WHAT YOU NEED TO DO: Your task is to locate every line holding the string "specificare" and to copy each of them.

** START GIVEN INFORMATION **

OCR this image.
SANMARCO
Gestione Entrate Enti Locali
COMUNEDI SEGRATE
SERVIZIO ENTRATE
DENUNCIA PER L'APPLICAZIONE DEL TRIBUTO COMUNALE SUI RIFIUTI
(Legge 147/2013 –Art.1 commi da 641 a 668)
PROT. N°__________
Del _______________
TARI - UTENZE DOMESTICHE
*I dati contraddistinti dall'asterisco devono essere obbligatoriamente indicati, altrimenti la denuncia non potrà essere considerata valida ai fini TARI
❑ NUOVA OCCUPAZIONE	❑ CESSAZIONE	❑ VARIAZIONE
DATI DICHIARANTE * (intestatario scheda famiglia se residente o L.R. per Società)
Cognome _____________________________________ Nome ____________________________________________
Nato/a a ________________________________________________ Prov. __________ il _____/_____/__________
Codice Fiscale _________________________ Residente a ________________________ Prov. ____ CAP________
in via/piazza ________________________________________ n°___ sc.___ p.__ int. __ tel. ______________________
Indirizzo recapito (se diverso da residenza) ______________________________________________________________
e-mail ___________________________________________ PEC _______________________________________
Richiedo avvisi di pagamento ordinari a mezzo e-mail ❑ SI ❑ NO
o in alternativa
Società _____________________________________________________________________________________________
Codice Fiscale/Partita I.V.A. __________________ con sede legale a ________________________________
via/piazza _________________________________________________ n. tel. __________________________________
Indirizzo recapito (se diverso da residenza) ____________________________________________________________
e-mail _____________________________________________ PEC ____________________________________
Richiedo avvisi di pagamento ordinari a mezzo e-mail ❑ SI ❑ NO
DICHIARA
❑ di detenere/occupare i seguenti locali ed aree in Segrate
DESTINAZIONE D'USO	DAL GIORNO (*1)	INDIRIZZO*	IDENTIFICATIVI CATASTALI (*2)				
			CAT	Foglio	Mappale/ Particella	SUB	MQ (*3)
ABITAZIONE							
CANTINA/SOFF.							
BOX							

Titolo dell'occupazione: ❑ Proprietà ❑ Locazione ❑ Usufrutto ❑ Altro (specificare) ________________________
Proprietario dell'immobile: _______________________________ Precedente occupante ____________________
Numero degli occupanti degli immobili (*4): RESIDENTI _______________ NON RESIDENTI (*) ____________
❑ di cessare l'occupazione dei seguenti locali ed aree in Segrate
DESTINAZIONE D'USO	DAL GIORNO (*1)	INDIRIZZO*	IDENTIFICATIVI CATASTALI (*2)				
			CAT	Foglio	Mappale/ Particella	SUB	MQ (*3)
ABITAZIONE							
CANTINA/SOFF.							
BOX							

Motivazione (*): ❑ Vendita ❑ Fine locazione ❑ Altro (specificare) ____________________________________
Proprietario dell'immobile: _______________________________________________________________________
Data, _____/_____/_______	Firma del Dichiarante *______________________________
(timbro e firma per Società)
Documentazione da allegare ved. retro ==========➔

** END GIVEN INFORMATION **

TASK OUTPUT:
Titolo dell'occupazione: ❑ Proprietà ❑ Locazione ❑ Usufrutto ❑ Altro (specificare) ________________________
Motivazione (*): ❑ Vendita ❑ Fine locazione ❑ Altro (specificare) ____________________________________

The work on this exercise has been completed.